Saved entries:
(begin)

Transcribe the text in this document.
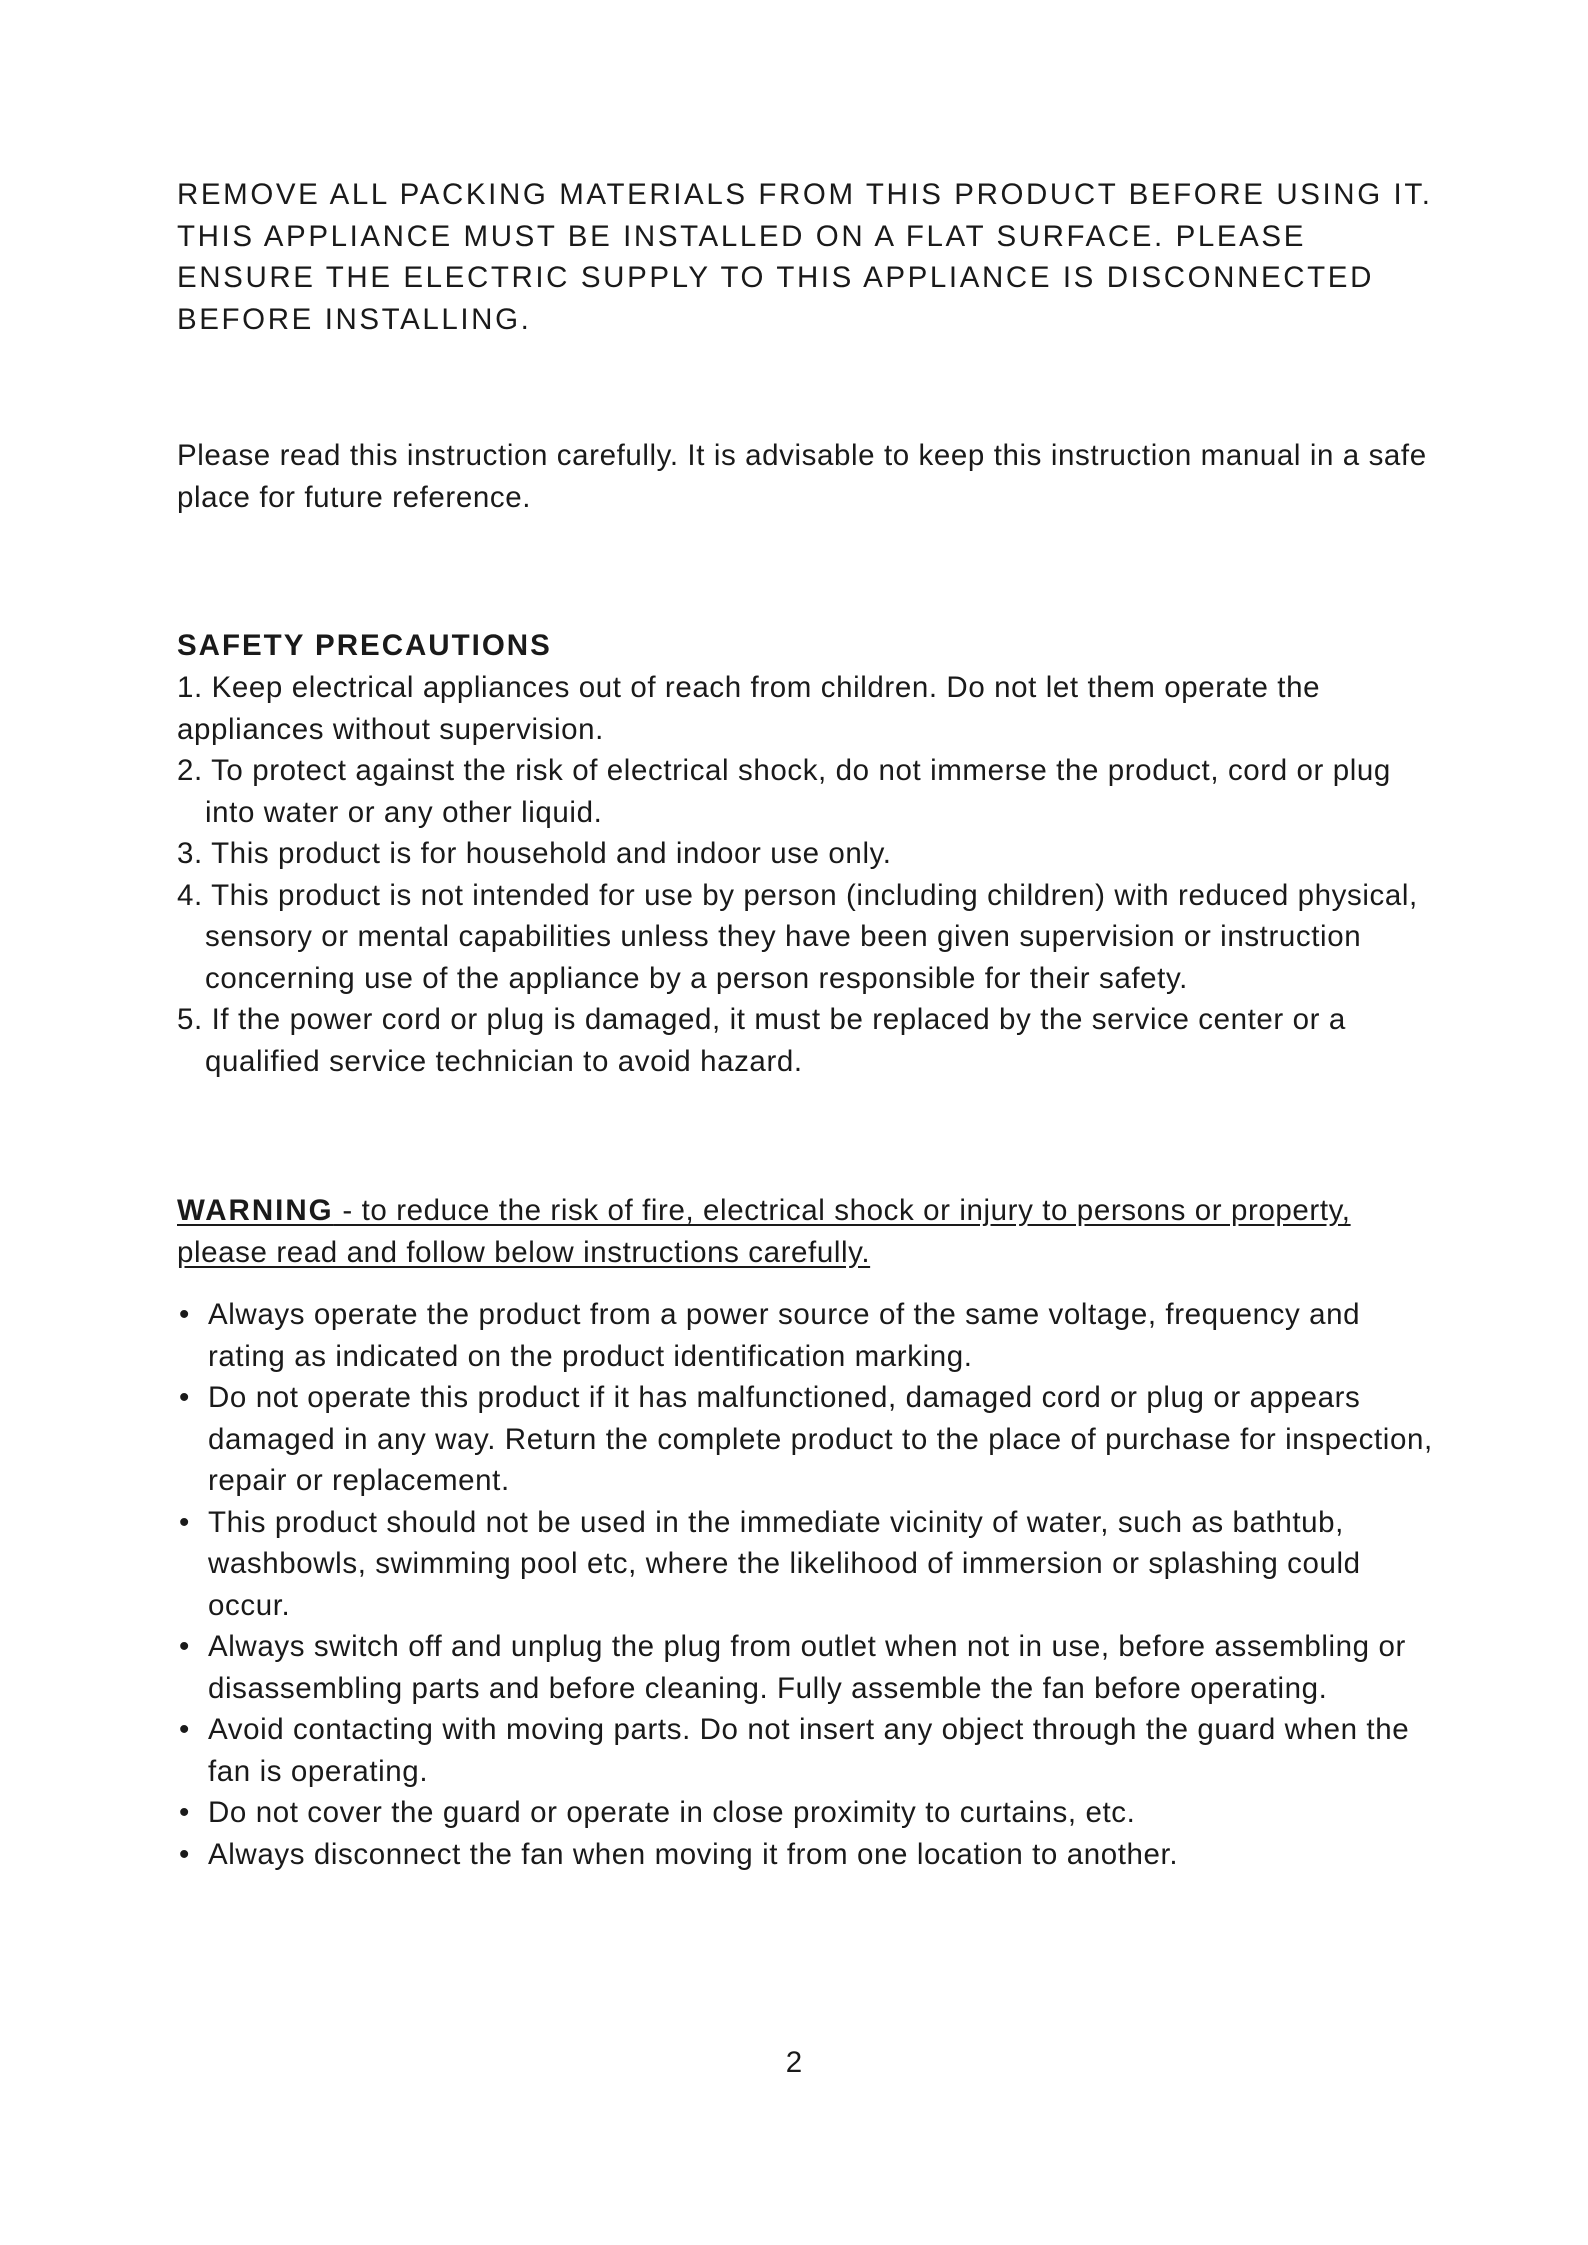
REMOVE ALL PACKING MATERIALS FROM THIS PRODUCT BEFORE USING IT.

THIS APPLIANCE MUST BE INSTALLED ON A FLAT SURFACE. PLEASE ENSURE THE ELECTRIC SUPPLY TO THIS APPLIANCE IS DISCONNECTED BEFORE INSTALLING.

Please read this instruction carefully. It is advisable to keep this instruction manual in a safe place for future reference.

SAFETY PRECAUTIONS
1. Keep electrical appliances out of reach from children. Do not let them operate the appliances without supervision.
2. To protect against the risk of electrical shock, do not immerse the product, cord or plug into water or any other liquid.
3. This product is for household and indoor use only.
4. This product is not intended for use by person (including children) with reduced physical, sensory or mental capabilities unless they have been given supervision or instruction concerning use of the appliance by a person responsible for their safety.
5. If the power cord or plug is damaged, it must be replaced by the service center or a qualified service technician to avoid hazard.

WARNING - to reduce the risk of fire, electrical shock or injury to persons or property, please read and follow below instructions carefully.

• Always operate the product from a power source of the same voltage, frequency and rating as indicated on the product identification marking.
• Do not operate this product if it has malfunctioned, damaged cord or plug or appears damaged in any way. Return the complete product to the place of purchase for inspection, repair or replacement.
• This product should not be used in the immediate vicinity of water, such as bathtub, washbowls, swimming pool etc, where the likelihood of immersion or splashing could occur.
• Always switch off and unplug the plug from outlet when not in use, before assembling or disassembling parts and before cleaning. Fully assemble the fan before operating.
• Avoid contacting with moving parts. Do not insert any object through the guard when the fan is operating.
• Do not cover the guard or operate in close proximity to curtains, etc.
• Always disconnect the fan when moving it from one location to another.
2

(end)
(begin)

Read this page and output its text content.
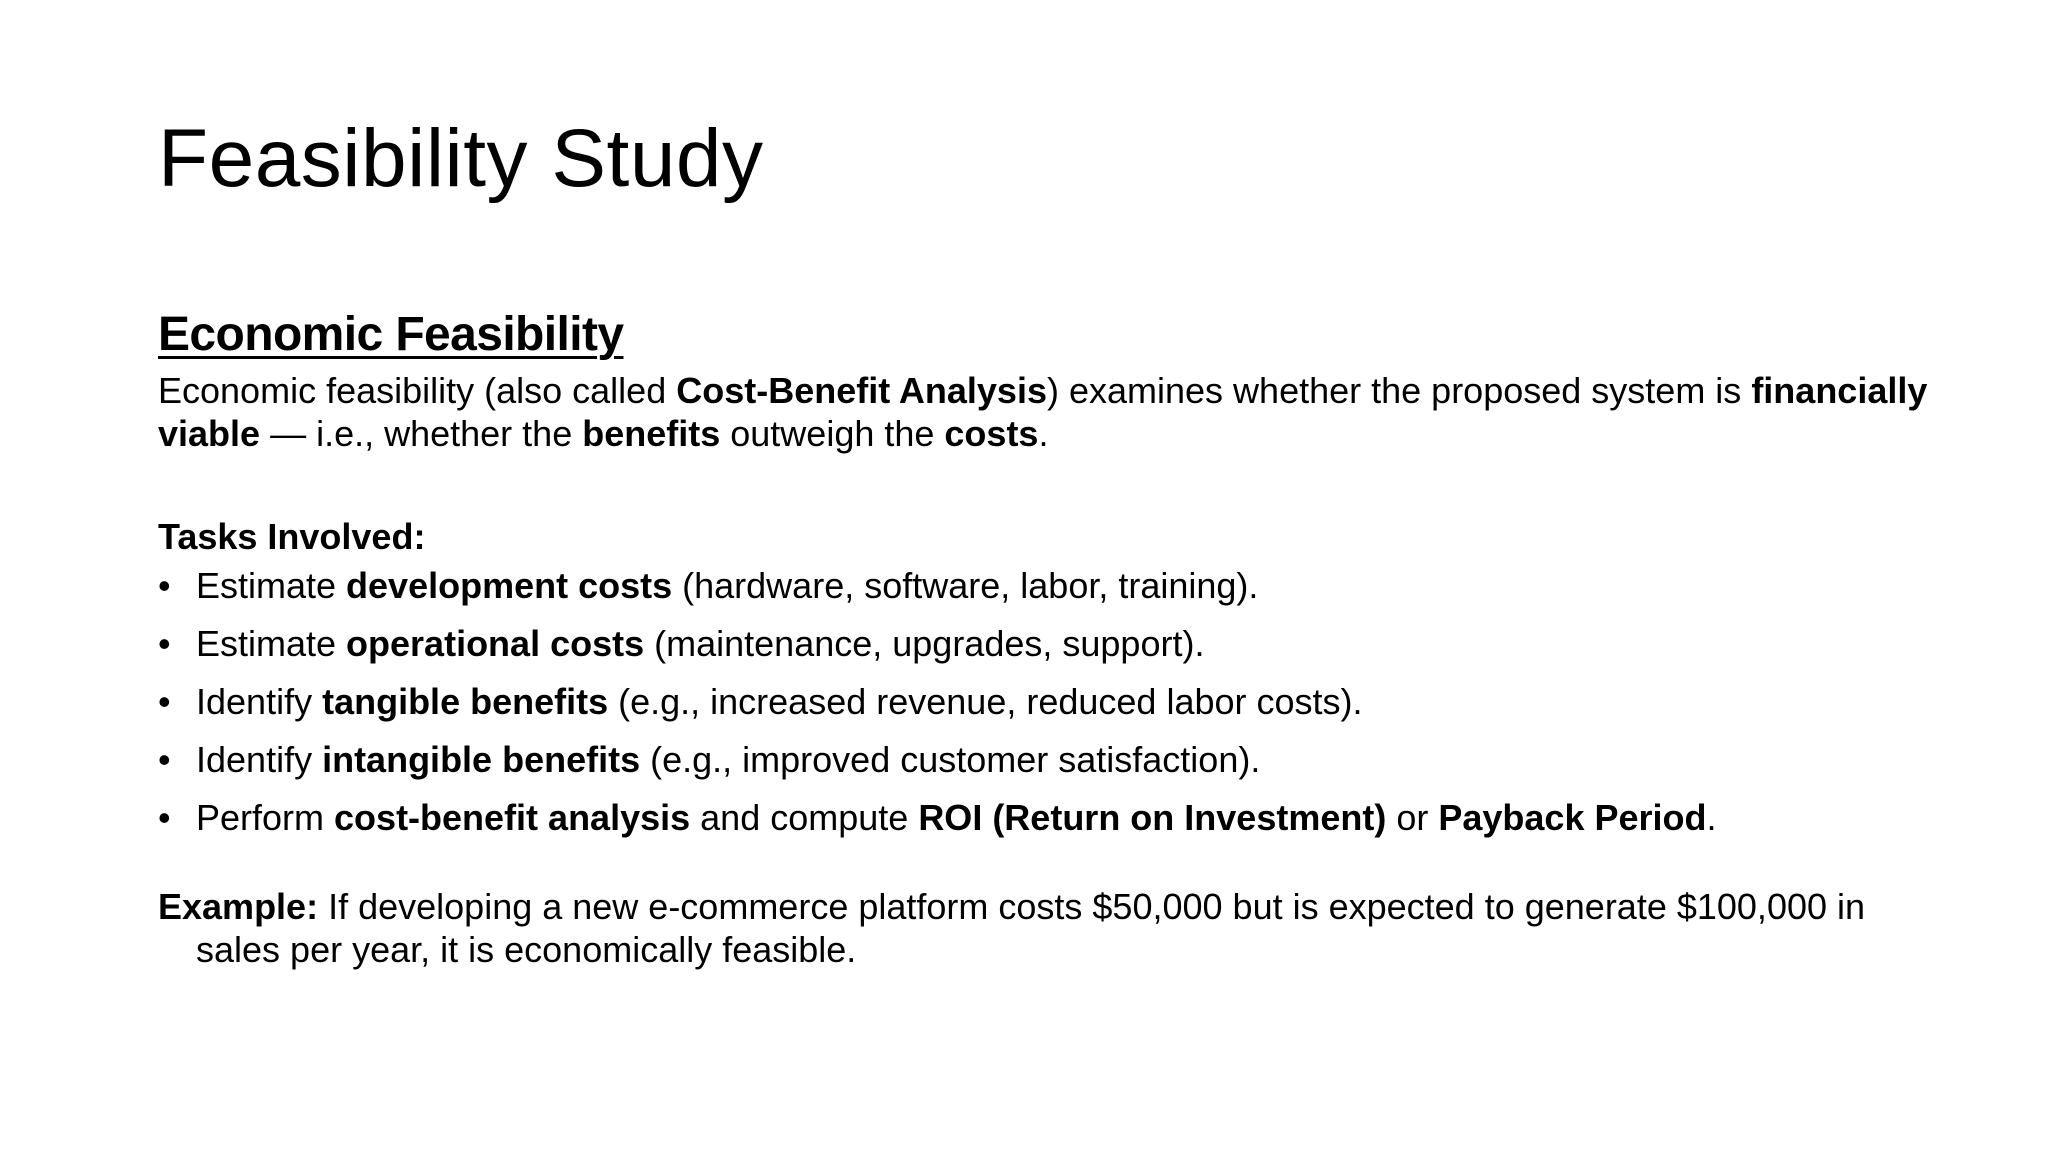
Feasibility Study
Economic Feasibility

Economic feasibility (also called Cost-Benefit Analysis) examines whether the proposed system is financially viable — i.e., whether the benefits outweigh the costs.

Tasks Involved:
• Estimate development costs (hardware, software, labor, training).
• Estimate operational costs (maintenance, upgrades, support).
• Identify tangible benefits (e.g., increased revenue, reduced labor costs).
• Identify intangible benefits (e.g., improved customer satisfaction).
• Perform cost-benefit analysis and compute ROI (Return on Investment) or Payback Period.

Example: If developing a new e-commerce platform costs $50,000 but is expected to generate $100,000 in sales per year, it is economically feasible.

(end)

▶ WHAT YOU ARE ASKED TO DO:
Return only the count of lines in the records that hold the word "operate".

▶ ANSWER BELOW:
4